== Set task ==
For the entries that follow, state how many lines include the word "this", giving the number and nothing else.

== Dataset records ==
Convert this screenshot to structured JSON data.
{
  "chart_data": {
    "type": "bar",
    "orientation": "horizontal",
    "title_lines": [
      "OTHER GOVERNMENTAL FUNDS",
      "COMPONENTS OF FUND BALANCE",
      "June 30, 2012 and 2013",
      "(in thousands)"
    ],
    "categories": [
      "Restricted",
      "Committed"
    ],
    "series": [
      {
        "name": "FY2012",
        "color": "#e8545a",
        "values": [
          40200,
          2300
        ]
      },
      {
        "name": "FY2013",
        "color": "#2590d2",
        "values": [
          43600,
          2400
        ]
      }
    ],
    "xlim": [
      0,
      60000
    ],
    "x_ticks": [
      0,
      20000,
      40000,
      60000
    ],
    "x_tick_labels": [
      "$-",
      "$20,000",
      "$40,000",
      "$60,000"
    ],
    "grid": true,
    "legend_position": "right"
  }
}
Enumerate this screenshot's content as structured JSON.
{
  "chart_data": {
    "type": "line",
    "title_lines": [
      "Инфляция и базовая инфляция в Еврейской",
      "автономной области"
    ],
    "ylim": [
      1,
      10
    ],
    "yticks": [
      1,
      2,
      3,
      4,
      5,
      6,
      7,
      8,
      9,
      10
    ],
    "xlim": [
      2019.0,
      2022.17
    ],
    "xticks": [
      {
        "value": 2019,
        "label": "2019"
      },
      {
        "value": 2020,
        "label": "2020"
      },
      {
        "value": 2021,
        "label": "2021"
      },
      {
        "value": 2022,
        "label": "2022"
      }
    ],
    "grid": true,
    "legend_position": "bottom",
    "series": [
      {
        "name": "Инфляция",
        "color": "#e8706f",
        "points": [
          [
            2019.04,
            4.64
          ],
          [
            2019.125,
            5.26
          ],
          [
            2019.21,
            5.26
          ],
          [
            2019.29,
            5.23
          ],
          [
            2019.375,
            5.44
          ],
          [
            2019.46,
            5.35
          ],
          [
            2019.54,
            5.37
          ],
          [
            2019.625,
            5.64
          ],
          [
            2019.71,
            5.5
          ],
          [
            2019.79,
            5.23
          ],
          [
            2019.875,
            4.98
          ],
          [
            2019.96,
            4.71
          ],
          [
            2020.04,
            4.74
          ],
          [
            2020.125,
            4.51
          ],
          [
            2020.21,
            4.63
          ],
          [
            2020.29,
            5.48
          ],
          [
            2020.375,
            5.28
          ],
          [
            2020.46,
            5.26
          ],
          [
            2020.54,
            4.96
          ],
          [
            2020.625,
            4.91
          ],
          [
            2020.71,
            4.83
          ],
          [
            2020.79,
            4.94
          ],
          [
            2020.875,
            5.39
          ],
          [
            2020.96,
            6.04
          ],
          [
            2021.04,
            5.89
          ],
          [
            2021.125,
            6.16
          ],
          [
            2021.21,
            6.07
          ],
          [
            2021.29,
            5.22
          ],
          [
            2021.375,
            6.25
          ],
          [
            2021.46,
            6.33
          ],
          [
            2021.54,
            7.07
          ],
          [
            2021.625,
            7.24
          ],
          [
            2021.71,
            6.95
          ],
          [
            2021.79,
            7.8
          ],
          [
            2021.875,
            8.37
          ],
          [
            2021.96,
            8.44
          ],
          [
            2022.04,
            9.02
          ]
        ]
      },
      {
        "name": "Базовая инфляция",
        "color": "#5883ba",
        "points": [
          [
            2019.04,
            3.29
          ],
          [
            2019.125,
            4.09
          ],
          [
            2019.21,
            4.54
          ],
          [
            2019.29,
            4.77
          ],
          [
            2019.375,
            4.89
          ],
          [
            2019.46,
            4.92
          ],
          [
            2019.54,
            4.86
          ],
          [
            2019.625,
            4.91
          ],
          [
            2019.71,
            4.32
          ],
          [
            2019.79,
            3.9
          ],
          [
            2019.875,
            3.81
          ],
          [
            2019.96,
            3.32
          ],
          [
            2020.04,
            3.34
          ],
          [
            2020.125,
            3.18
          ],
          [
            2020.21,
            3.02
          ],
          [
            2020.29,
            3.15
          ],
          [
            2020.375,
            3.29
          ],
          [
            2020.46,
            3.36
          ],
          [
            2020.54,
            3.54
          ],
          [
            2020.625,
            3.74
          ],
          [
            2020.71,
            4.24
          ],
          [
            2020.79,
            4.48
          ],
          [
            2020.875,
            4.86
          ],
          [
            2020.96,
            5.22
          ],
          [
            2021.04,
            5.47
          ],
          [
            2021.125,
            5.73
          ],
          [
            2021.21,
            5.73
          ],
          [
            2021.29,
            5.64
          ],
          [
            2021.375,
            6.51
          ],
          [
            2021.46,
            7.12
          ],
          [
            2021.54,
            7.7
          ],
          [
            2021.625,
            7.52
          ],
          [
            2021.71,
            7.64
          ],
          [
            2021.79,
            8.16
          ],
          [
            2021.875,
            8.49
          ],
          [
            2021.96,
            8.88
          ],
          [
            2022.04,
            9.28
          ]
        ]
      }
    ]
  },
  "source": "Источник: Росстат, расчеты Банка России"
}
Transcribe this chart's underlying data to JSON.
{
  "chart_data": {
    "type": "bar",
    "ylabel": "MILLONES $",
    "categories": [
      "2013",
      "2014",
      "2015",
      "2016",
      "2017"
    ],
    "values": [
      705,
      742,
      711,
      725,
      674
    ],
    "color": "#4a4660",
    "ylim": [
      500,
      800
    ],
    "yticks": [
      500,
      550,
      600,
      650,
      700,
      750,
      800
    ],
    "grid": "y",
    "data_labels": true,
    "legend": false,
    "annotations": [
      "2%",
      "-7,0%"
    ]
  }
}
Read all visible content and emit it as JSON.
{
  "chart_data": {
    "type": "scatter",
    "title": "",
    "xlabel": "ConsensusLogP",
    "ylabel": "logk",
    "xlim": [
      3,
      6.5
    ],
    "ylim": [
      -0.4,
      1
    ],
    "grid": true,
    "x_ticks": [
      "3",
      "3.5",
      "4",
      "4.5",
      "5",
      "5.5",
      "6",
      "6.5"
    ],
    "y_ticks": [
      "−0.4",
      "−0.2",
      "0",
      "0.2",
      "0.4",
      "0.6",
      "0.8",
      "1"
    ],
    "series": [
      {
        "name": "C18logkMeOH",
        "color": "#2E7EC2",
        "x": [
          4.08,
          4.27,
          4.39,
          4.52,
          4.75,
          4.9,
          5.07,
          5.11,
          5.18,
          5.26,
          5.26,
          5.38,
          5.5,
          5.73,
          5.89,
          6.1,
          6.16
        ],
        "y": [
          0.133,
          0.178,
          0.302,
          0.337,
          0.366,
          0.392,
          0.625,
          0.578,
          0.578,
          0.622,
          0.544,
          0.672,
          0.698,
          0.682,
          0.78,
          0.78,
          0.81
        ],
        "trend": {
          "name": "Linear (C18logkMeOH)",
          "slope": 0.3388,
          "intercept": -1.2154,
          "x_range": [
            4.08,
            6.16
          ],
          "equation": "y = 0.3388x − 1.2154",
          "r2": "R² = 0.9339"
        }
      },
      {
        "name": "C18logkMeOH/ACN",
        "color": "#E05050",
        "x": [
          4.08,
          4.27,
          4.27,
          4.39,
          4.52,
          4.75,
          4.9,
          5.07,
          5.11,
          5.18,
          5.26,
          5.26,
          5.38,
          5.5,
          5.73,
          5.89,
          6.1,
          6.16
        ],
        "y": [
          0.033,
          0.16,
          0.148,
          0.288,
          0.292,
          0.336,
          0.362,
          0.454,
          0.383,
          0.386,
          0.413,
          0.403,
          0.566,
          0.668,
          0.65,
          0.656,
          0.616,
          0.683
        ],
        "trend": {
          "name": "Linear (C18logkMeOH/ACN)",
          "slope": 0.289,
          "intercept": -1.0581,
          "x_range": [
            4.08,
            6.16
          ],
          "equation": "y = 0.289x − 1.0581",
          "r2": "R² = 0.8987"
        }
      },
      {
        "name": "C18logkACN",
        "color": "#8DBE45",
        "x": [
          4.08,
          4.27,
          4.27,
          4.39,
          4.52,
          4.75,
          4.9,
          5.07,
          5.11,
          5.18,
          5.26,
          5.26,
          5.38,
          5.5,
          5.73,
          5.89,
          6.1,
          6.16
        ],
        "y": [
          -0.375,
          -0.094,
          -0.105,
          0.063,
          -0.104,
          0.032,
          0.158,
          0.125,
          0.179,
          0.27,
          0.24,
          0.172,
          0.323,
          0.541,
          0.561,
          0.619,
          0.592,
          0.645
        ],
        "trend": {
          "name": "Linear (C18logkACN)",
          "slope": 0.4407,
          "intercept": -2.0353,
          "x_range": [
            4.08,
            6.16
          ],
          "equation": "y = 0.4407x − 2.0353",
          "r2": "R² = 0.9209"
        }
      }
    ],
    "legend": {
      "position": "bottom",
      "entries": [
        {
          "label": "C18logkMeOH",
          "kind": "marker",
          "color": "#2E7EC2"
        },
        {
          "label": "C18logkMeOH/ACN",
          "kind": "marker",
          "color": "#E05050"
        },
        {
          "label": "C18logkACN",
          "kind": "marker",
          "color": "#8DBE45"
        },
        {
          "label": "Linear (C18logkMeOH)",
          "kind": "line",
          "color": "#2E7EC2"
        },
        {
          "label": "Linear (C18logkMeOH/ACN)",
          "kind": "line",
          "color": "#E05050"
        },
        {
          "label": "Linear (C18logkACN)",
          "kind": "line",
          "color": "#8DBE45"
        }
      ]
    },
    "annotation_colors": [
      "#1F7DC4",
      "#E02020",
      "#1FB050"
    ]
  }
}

== Response ==
3